▸ **What is being asked**: Give only the number of lines in the records that include the string "name".

+ + + + + + +

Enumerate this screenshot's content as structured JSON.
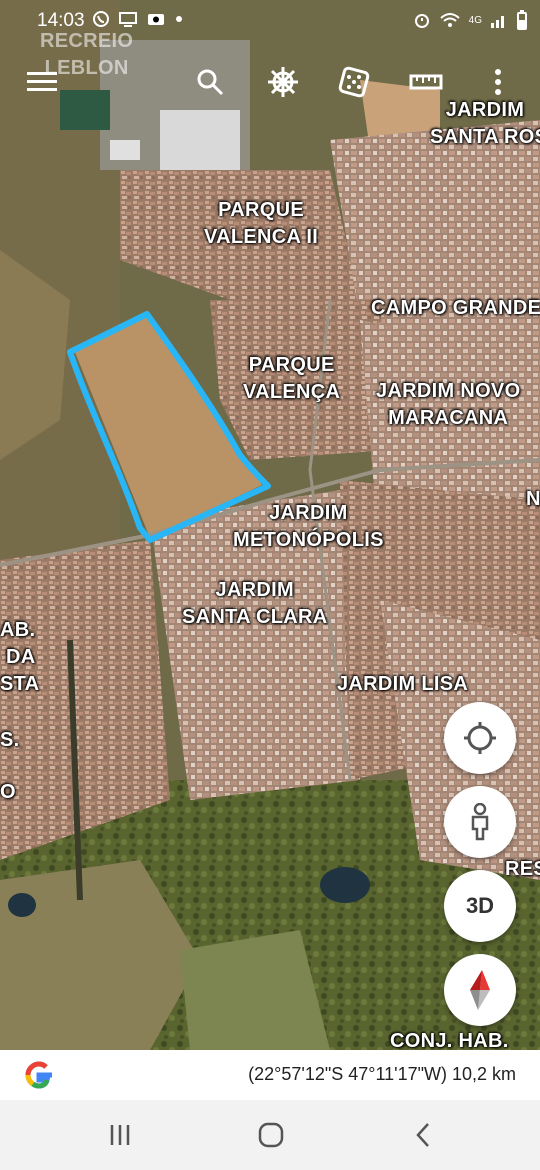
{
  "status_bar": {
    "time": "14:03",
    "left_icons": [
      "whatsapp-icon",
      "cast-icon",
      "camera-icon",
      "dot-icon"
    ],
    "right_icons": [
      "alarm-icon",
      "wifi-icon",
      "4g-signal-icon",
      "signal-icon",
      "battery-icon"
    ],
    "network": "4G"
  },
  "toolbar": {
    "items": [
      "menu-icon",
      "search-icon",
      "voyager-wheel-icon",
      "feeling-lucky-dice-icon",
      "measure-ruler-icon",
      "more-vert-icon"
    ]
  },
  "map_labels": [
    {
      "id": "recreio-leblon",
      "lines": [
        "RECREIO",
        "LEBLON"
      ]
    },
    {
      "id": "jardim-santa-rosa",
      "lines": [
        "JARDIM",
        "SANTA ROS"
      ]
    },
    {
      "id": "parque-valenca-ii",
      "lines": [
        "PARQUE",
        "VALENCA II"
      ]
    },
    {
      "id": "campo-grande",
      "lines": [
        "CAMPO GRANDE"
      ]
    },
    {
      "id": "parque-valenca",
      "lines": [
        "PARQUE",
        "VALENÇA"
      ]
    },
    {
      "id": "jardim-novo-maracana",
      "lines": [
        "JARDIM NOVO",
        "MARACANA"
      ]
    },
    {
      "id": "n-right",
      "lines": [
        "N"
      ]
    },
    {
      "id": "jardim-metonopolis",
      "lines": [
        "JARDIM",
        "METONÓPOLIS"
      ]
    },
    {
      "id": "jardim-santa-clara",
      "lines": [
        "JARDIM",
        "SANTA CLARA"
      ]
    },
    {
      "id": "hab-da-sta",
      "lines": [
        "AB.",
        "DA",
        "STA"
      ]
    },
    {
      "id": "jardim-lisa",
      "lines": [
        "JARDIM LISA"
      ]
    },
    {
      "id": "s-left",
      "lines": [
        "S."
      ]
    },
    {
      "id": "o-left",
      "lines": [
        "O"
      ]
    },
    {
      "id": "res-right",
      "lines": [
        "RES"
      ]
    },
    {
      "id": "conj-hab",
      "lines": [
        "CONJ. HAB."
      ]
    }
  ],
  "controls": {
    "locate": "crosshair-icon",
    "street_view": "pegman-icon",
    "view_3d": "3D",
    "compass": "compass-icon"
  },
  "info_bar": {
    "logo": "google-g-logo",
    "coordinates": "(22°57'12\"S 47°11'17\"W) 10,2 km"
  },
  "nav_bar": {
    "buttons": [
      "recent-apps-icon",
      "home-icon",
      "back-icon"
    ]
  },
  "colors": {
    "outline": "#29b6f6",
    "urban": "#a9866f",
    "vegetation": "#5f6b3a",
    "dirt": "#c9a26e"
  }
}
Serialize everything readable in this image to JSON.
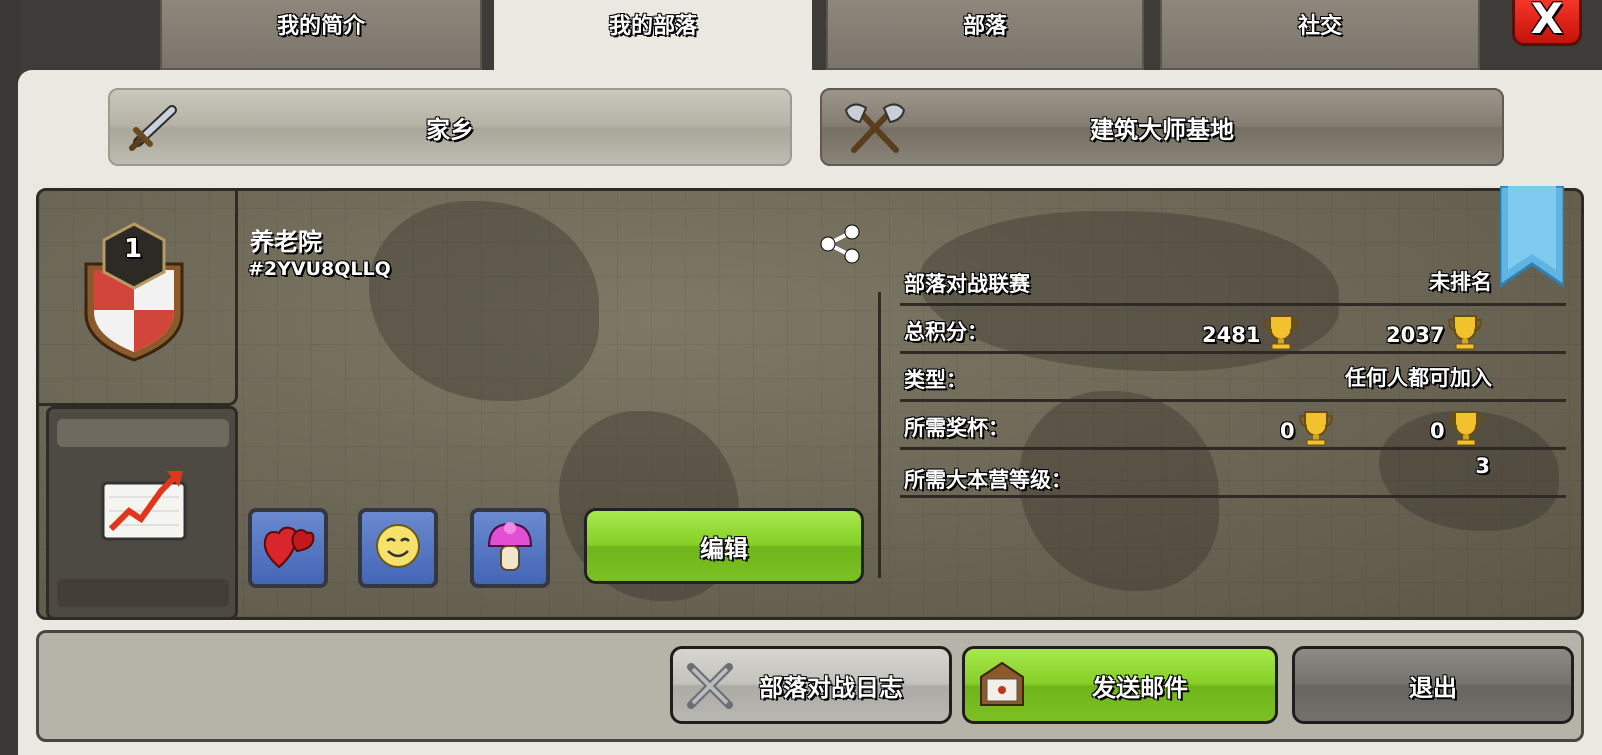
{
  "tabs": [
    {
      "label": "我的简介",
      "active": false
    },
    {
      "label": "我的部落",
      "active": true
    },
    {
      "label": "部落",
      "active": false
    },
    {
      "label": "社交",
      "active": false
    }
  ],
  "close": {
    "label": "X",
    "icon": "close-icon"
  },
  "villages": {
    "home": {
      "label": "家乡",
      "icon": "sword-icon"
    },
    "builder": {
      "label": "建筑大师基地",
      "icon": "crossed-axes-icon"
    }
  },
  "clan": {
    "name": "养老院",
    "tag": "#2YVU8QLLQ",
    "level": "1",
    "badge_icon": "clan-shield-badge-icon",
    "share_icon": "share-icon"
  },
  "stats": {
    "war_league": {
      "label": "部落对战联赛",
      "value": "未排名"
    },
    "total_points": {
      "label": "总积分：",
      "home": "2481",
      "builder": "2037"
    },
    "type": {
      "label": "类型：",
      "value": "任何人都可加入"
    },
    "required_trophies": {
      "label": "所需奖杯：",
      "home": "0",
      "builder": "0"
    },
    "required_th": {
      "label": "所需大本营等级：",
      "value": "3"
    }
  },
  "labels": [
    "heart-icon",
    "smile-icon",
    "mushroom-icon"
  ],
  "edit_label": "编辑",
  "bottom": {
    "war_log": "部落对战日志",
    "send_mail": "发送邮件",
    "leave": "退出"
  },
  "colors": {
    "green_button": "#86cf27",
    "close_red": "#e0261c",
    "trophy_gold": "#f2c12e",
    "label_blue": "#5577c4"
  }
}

+ + + + + + +

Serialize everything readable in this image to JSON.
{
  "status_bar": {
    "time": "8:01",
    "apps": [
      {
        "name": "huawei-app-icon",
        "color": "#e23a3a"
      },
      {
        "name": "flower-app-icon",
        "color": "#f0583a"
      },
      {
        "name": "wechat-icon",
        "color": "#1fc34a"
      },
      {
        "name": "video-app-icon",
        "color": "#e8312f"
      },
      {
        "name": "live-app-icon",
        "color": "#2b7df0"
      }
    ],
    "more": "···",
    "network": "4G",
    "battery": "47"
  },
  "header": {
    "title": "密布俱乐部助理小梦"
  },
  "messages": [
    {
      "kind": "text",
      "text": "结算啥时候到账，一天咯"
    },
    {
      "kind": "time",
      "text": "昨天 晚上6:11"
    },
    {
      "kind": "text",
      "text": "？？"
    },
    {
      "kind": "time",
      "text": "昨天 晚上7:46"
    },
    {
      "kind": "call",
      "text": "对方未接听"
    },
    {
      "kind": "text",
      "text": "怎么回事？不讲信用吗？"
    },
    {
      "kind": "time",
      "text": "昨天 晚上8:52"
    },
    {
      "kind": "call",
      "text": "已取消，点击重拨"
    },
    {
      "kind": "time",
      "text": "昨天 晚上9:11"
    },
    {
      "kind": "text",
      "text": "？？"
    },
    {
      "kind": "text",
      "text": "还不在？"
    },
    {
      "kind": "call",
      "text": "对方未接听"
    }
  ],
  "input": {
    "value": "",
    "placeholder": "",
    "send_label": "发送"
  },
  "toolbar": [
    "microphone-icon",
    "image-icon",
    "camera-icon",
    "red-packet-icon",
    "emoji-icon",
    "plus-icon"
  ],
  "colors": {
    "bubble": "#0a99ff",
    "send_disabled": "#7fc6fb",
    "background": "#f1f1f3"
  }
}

+ + + + + + +

▸ **Output**: 6